## SUPPLIED MATERIAL
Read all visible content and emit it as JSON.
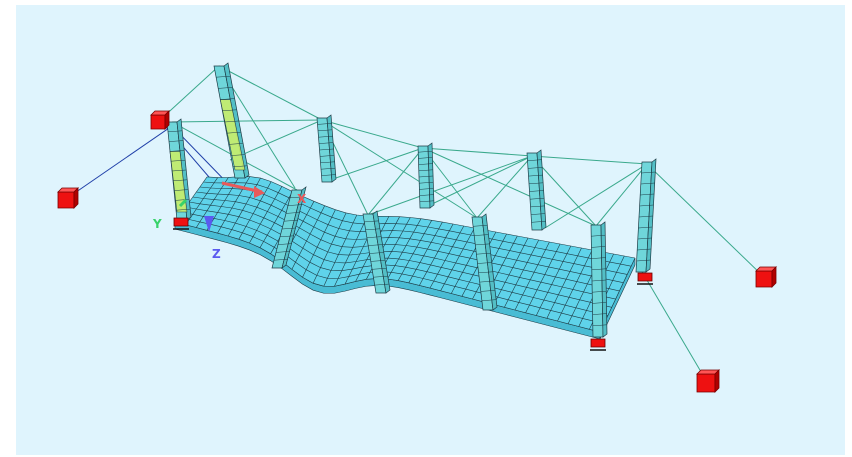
{
  "viewport": {
    "background": "#dff4fd"
  },
  "axes": {
    "x_label": "X",
    "y_label": "Y",
    "z_label": "Z",
    "x_color": "#e85a5a",
    "y_color": "#38d26a",
    "z_color": "#5a5af0"
  },
  "colors": {
    "slab": "#5fd3ea",
    "mesh": "#1d3c46",
    "column": "#6fd6da",
    "column_high": "#c8ee6a",
    "cable": "#3aa98c",
    "cable_front": "#1f3fa8",
    "anchor": "#ee1111",
    "support": "#ee1111"
  },
  "icons": {
    "support": "support-icon",
    "anchor": "anchor-block-icon",
    "axis": "axis-triad-icon"
  }
}
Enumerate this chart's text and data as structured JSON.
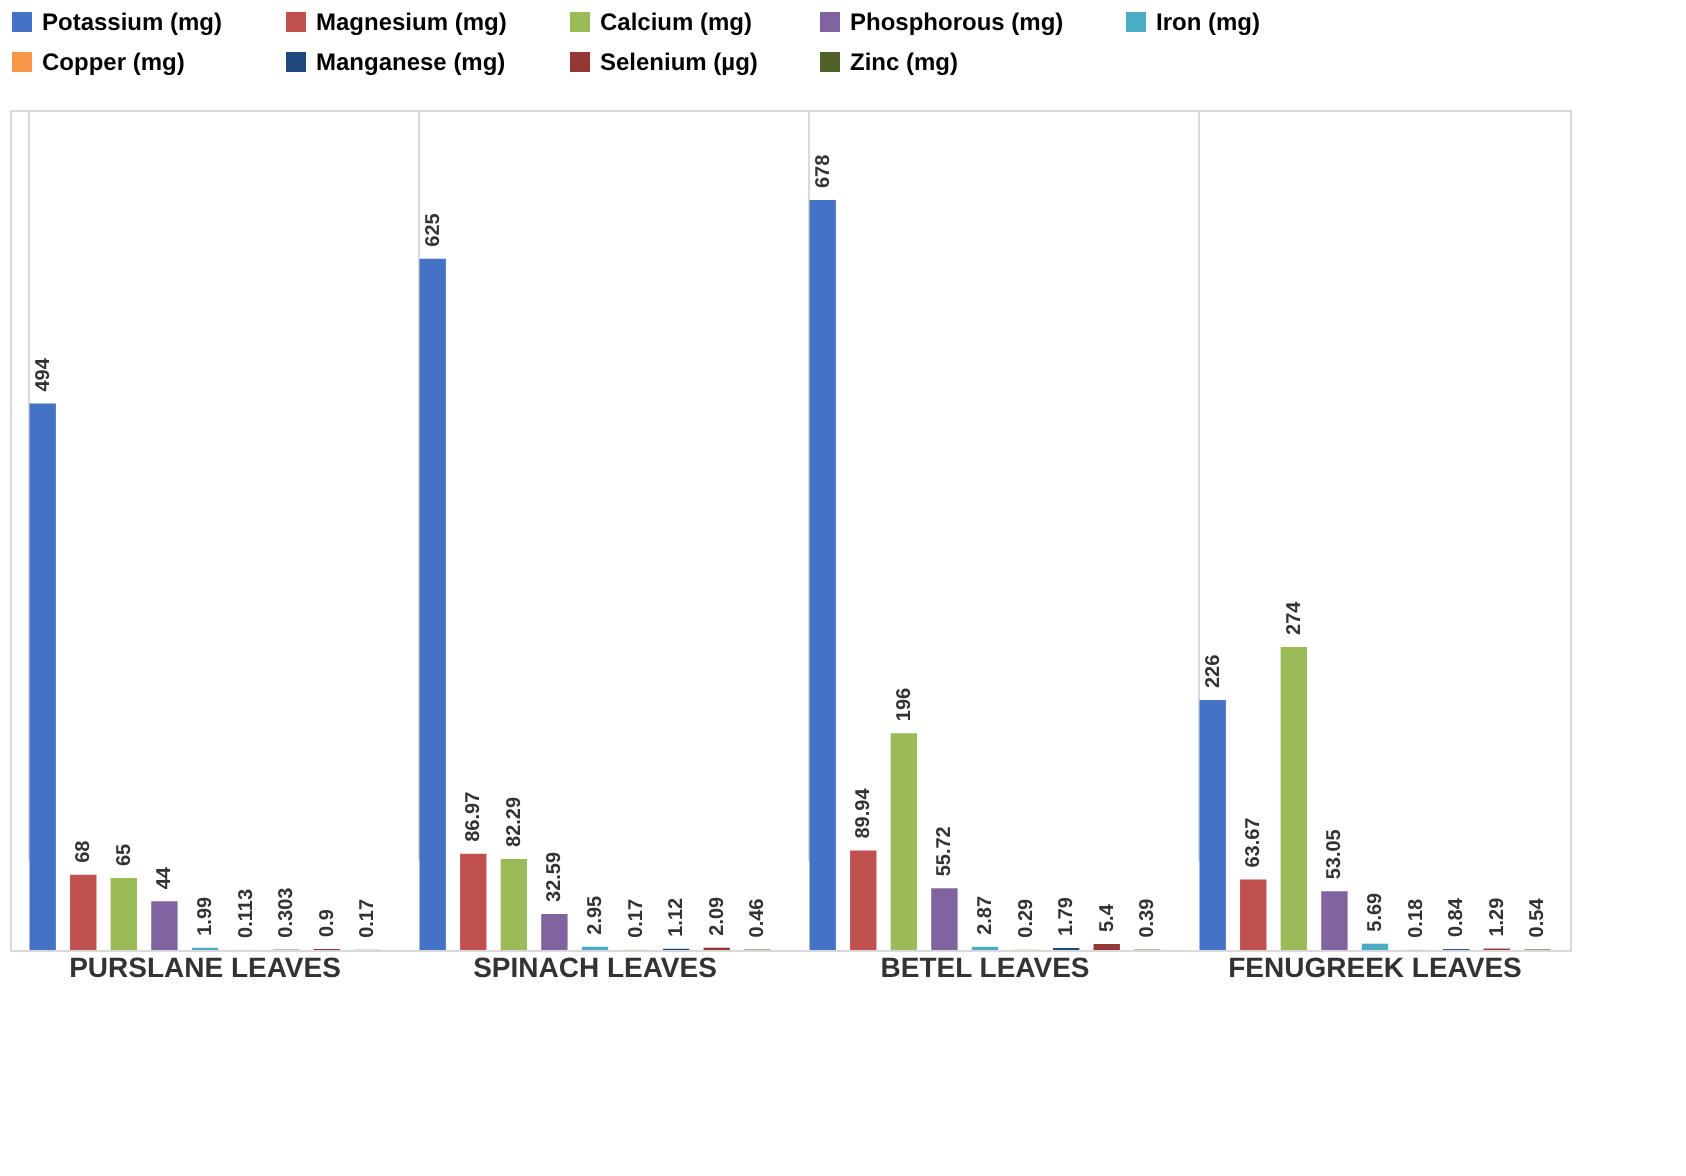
{
  "chart_data": {
    "type": "bar",
    "categories": [
      "PURSLANE LEAVES",
      "SPINACH LEAVES",
      "BETEL LEAVES",
      "FENUGREEK LEAVES"
    ],
    "series": [
      {
        "name": "Potassium (mg)",
        "color": "#4472c4",
        "values": [
          494,
          625,
          678,
          226
        ]
      },
      {
        "name": "Magnesium (mg)",
        "color": "#c0504d",
        "values": [
          68,
          86.97,
          89.94,
          63.67
        ]
      },
      {
        "name": "Calcium (mg)",
        "color": "#9bbb59",
        "values": [
          65,
          82.29,
          196,
          274
        ]
      },
      {
        "name": "Phosphorous (mg)",
        "color": "#8064a2",
        "values": [
          44,
          32.59,
          55.72,
          53.05
        ]
      },
      {
        "name": "Iron (mg)",
        "color": "#4bacc6",
        "values": [
          1.99,
          2.95,
          2.87,
          5.69
        ]
      },
      {
        "name": "Copper (mg)",
        "color": "#f79646",
        "values": [
          0.113,
          0.17,
          0.29,
          0.18
        ]
      },
      {
        "name": "Manganese (mg)",
        "color": "#1f497d",
        "values": [
          0.303,
          1.12,
          1.79,
          0.84
        ]
      },
      {
        "name": "Selenium (µg)",
        "color": "#953735",
        "values": [
          0.9,
          2.09,
          5.4,
          1.29
        ]
      },
      {
        "name": "Zinc (mg)",
        "color": "#4f6228",
        "values": [
          0.17,
          0.46,
          0.39,
          0.54
        ]
      }
    ],
    "data_labels": true,
    "legend": "top",
    "grid": "x",
    "tick_labels": "x"
  }
}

## WHAT YOU NEED TO DO
Quote everything in the listing above exactly; pictures are the only thing to omit.

## EXERCISE SOLUTION
Read all visible content and emit it as JSON.
{
  "viewport": {
    "background": "#dff4fd"
  },
  "axes": {
    "x_label": "X",
    "y_label": "Y",
    "z_label": "Z",
    "x_color": "#e85a5a",
    "y_color": "#38d26a",
    "z_color": "#5a5af0"
  },
  "colors": {
    "slab": "#5fd3ea",
    "mesh": "#1d3c46",
    "column": "#6fd6da",
    "column_high": "#c8ee6a",
    "cable": "#3aa98c",
    "cable_front": "#1f3fa8",
    "anchor": "#ee1111",
    "support": "#ee1111"
  },
  "icons": {
    "support": "support-icon",
    "anchor": "anchor-block-icon",
    "axis": "axis-triad-icon"
  }
}
Enumerate this chart's text and data as structured JSON.
{
  "chart_data": {
    "type": "bar",
    "categories": [
      "PURSLANE LEAVES",
      "SPINACH LEAVES",
      "BETEL LEAVES",
      "FENUGREEK LEAVES"
    ],
    "series": [
      {
        "name": "Potassium (mg)",
        "color": "#4472c4",
        "values": [
          494,
          625,
          678,
          226
        ]
      },
      {
        "name": "Magnesium (mg)",
        "color": "#c0504d",
        "values": [
          68,
          86.97,
          89.94,
          63.67
        ]
      },
      {
        "name": "Calcium (mg)",
        "color": "#9bbb59",
        "values": [
          65,
          82.29,
          196,
          274
        ]
      },
      {
        "name": "Phosphorous (mg)",
        "color": "#8064a2",
        "values": [
          44,
          32.59,
          55.72,
          53.05
        ]
      },
      {
        "name": "Iron (mg)",
        "color": "#4bacc6",
        "values": [
          1.99,
          2.95,
          2.87,
          5.69
        ]
      },
      {
        "name": "Copper (mg)",
        "color": "#f79646",
        "values": [
          0.113,
          0.17,
          0.29,
          0.18
        ]
      },
      {
        "name": "Manganese (mg)",
        "color": "#1f497d",
        "values": [
          0.303,
          1.12,
          1.79,
          0.84
        ]
      },
      {
        "name": "Selenium (µg)",
        "color": "#953735",
        "values": [
          0.9,
          2.09,
          5.4,
          1.29
        ]
      },
      {
        "name": "Zinc (mg)",
        "color": "#4f6228",
        "values": [
          0.17,
          0.46,
          0.39,
          0.54
        ]
      }
    ],
    "data_labels": true,
    "legend": "top",
    "grid": "x",
    "tick_labels": "x"
  }
}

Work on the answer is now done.